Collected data

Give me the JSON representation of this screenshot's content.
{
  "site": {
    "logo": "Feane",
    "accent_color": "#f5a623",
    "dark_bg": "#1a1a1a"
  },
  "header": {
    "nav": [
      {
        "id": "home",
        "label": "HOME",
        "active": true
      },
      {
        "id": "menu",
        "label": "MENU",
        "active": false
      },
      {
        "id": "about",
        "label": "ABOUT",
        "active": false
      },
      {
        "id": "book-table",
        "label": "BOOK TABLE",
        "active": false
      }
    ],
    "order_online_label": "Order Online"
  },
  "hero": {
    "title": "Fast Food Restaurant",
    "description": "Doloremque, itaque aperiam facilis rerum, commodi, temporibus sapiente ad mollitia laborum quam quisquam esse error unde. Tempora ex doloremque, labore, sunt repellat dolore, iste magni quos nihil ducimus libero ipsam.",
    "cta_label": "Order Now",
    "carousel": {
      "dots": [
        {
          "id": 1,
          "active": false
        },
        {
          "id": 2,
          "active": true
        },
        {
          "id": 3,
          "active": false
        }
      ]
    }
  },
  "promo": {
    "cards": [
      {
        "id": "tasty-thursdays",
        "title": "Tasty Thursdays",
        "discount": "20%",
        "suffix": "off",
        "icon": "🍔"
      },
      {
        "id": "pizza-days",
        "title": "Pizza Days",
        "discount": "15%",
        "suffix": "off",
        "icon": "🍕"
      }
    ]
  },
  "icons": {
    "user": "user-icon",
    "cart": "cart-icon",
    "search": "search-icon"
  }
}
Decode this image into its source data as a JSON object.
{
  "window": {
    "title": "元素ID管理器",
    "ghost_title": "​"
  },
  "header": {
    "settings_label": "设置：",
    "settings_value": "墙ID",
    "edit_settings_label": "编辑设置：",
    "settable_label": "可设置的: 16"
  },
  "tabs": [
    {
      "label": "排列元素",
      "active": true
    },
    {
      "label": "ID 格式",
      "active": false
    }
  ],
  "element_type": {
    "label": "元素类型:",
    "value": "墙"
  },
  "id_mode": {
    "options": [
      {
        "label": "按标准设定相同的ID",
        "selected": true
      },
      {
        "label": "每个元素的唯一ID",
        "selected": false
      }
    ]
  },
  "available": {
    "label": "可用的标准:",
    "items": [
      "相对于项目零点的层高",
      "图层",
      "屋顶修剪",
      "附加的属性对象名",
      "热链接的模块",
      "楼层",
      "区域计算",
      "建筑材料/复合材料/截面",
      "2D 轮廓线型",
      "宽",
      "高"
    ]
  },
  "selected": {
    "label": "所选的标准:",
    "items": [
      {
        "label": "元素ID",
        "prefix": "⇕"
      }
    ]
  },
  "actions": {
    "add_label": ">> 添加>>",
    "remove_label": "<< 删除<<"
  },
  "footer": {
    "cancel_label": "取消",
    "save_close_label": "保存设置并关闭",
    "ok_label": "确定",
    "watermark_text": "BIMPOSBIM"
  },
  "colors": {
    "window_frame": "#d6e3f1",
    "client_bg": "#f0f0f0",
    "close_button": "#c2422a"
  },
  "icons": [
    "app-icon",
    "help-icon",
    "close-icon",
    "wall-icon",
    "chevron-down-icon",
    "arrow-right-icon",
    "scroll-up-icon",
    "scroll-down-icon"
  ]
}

— Work to be completed —
Each line must be given again exactly as written above.

— Answer to this problem —
Give me the JSON representation of this screenshot's content.
{
  "site": {
    "logo": "Feane",
    "accent_color": "#f5a623",
    "dark_bg": "#1a1a1a"
  },
  "header": {
    "nav": [
      {
        "id": "home",
        "label": "HOME",
        "active": true
      },
      {
        "id": "menu",
        "label": "MENU",
        "active": false
      },
      {
        "id": "about",
        "label": "ABOUT",
        "active": false
      },
      {
        "id": "book-table",
        "label": "BOOK TABLE",
        "active": false
      }
    ],
    "order_online_label": "Order Online"
  },
  "hero": {
    "title": "Fast Food Restaurant",
    "description": "Doloremque, itaque aperiam facilis rerum, commodi, temporibus sapiente ad mollitia laborum quam quisquam esse error unde. Tempora ex doloremque, labore, sunt repellat dolore, iste magni quos nihil ducimus libero ipsam.",
    "cta_label": "Order Now",
    "carousel": {
      "dots": [
        {
          "id": 1,
          "active": false
        },
        {
          "id": 2,
          "active": true
        },
        {
          "id": 3,
          "active": false
        }
      ]
    }
  },
  "promo": {
    "cards": [
      {
        "id": "tasty-thursdays",
        "title": "Tasty Thursdays",
        "discount": "20%",
        "suffix": "off",
        "icon": "🍔"
      },
      {
        "id": "pizza-days",
        "title": "Pizza Days",
        "discount": "15%",
        "suffix": "off",
        "icon": "🍕"
      }
    ]
  },
  "icons": {
    "user": "user-icon",
    "cart": "cart-icon",
    "search": "search-icon"
  }
}
Decode this image into its source data as a JSON object.
{
  "window": {
    "title": "元素ID管理器",
    "ghost_title": "​"
  },
  "header": {
    "settings_label": "设置：",
    "settings_value": "墙ID",
    "edit_settings_label": "编辑设置：",
    "settable_label": "可设置的: 16"
  },
  "tabs": [
    {
      "label": "排列元素",
      "active": true
    },
    {
      "label": "ID 格式",
      "active": false
    }
  ],
  "element_type": {
    "label": "元素类型:",
    "value": "墙"
  },
  "id_mode": {
    "options": [
      {
        "label": "按标准设定相同的ID",
        "selected": true
      },
      {
        "label": "每个元素的唯一ID",
        "selected": false
      }
    ]
  },
  "available": {
    "label": "可用的标准:",
    "items": [
      "相对于项目零点的层高",
      "图层",
      "屋顶修剪",
      "附加的属性对象名",
      "热链接的模块",
      "楼层",
      "区域计算",
      "建筑材料/复合材料/截面",
      "2D 轮廓线型",
      "宽",
      "高"
    ]
  },
  "selected": {
    "label": "所选的标准:",
    "items": [
      {
        "label": "元素ID",
        "prefix": "⇕"
      }
    ]
  },
  "actions": {
    "add_label": ">> 添加>>",
    "remove_label": "<< 删除<<"
  },
  "footer": {
    "cancel_label": "取消",
    "save_close_label": "保存设置并关闭",
    "ok_label": "确定",
    "watermark_text": "BIMPOSBIM"
  },
  "colors": {
    "window_frame": "#d6e3f1",
    "client_bg": "#f0f0f0",
    "close_button": "#c2422a"
  },
  "icons": [
    "app-icon",
    "help-icon",
    "close-icon",
    "wall-icon",
    "chevron-down-icon",
    "arrow-right-icon",
    "scroll-up-icon",
    "scroll-down-icon"
  ]
}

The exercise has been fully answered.